:: Recorded data ::

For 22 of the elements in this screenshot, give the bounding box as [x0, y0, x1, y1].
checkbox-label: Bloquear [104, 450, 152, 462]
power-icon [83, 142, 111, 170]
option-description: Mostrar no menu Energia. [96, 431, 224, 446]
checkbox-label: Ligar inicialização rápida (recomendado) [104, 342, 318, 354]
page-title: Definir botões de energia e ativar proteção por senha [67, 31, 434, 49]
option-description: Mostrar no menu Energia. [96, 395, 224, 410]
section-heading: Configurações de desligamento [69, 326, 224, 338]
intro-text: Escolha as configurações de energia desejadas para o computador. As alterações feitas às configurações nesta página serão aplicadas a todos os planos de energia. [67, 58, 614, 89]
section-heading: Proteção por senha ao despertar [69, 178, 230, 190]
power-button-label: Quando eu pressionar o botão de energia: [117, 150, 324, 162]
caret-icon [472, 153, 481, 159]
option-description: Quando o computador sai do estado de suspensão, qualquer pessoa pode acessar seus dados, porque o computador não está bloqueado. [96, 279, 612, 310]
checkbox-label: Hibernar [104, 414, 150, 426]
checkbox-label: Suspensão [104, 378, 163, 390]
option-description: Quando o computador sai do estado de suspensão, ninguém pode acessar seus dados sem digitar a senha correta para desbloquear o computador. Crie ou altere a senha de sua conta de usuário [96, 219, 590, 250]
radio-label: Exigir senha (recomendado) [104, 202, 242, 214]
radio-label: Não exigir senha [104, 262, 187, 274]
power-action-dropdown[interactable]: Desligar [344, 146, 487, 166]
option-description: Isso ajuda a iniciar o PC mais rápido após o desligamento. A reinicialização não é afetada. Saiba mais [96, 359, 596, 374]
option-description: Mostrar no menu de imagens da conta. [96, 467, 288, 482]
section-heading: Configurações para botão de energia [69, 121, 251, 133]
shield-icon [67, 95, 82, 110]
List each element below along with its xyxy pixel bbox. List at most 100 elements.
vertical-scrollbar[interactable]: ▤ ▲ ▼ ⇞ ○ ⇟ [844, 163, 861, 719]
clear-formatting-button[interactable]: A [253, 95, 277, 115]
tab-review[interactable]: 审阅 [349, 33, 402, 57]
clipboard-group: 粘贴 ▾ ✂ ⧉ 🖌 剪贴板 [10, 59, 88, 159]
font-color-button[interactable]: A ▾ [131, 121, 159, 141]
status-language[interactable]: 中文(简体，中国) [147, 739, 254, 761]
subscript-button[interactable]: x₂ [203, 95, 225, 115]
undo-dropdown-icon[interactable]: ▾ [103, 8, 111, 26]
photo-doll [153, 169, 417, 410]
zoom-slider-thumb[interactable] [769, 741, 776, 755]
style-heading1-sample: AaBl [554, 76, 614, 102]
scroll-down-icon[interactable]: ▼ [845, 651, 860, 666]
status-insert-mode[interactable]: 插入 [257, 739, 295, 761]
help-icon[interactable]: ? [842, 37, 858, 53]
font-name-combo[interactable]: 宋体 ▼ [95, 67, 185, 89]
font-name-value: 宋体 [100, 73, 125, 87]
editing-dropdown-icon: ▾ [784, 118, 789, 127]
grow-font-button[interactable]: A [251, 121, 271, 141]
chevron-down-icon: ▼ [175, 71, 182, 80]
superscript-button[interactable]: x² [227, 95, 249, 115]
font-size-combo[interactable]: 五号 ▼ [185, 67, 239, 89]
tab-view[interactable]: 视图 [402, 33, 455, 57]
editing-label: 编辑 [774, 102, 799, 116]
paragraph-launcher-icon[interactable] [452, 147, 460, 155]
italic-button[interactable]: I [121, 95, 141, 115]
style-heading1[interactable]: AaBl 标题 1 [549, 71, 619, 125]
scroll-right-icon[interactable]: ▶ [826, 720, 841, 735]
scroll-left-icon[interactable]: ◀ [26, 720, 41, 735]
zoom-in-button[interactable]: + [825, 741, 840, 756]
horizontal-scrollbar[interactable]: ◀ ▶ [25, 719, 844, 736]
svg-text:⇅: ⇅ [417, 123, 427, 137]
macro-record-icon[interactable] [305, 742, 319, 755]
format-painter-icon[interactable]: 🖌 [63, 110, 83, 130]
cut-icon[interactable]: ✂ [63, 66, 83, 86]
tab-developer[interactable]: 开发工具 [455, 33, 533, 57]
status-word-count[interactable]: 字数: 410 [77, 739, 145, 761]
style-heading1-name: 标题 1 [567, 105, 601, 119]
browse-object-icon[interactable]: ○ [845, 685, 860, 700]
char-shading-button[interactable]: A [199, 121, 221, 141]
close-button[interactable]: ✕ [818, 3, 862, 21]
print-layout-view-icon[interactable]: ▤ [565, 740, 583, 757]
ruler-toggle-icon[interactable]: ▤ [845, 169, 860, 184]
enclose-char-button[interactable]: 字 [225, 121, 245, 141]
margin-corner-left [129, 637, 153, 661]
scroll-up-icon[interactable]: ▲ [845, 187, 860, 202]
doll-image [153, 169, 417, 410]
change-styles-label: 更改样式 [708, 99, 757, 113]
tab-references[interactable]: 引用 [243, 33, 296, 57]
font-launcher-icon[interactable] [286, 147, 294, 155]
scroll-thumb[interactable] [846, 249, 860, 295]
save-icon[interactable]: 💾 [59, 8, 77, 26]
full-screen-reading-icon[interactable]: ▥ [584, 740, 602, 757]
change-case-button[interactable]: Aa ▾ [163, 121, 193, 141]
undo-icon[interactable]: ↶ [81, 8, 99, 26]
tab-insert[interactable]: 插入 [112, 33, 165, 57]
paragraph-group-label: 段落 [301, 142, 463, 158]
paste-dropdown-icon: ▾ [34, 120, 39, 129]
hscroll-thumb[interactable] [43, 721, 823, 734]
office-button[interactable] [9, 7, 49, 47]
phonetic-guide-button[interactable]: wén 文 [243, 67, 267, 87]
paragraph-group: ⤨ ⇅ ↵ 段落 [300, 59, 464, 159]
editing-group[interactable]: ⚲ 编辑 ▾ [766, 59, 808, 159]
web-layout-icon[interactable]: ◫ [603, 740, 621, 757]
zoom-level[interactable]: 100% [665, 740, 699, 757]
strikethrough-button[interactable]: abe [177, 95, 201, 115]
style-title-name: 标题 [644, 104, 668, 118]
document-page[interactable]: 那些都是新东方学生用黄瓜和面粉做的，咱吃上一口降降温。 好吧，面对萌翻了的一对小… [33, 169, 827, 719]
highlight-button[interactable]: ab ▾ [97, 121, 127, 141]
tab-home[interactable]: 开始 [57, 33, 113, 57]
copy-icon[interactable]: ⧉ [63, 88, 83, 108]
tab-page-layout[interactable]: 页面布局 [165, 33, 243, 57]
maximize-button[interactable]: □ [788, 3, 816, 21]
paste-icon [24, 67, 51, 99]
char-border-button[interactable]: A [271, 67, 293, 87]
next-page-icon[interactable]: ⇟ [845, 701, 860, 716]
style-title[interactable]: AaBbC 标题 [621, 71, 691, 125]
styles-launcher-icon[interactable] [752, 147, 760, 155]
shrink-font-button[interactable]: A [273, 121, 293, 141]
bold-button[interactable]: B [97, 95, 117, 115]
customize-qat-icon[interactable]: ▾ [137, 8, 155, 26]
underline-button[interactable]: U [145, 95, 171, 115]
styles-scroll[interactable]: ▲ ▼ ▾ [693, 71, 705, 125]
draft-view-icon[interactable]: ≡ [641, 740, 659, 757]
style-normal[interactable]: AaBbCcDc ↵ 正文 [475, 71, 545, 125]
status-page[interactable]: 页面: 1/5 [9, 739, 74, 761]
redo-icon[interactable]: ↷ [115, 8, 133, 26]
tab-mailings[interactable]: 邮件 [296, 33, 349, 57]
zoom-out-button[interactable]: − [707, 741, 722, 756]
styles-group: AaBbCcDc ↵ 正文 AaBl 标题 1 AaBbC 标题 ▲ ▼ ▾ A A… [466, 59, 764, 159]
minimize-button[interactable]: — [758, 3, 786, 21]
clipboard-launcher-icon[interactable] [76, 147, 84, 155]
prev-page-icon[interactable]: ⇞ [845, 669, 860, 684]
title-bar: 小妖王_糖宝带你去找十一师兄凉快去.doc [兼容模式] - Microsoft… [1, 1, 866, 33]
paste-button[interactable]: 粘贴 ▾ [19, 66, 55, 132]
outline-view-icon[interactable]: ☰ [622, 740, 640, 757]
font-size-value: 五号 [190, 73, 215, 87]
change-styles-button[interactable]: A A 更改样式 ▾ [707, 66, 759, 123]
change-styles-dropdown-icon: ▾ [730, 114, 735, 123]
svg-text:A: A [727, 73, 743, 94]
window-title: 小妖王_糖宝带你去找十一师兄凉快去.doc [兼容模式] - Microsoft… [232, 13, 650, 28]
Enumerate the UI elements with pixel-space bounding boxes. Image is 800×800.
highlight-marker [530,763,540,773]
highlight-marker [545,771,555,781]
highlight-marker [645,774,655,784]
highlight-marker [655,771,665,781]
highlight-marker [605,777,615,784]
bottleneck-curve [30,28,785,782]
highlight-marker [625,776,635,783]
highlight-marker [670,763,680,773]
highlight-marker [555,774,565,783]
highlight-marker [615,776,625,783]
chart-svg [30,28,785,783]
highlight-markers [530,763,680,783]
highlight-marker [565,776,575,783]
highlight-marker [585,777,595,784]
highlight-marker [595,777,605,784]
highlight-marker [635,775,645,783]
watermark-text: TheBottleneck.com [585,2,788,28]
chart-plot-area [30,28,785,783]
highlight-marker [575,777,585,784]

:::

- **Set task**
Reproduce the listing from its first line up to and including the line with "option-description: Isso ajuda", swapping "radio-label" for "radio-button-label" and leaving everything else unchanged.

- **Response to the task**
For 22 of the elements in this screenshot, give the bounding box as [x0, y0, x1, y1].
checkbox-label: Bloquear [104, 450, 152, 462]
power-icon [83, 142, 111, 170]
option-description: Mostrar no menu Energia. [96, 431, 224, 446]
checkbox-label: Ligar inicialização rápida (recomendado) [104, 342, 318, 354]
page-title: Definir botões de energia e ativar proteção por senha [67, 31, 434, 49]
option-description: Mostrar no menu Energia. [96, 395, 224, 410]
section-heading: Configurações de desligamento [69, 326, 224, 338]
intro-text: Escolha as configurações de energia desejadas para o computador. As alterações feitas às configurações nesta página serão aplicadas a todos os planos de energia. [67, 58, 614, 89]
section-heading: Proteção por senha ao despertar [69, 178, 230, 190]
power-button-label: Quando eu pressionar o botão de energia: [117, 150, 324, 162]
caret-icon [472, 153, 481, 159]
option-description: Quando o computador sai do estado de suspensão, qualquer pessoa pode acessar seus dados, porque o computador não está bloqueado. [96, 279, 612, 310]
checkbox-label: Hibernar [104, 414, 150, 426]
checkbox-label: Suspensão [104, 378, 163, 390]
option-description: Quando o computador sai do estado de suspensão, ninguém pode acessar seus dados sem digitar a senha correta para desbloquear o computador. Crie ou altere a senha de sua conta de usuário [96, 219, 590, 250]
radio-button-label: Exigir senha (recomendado) [104, 202, 242, 214]
radio-button-label: Não exigir senha [104, 262, 187, 274]
power-action-dropdown[interactable]: Desligar [344, 146, 487, 166]
option-description: Isso ajuda a iniciar o PC mais rápido após o desligamento. A reinicialização não é afetada. Saiba mais [96, 359, 596, 374]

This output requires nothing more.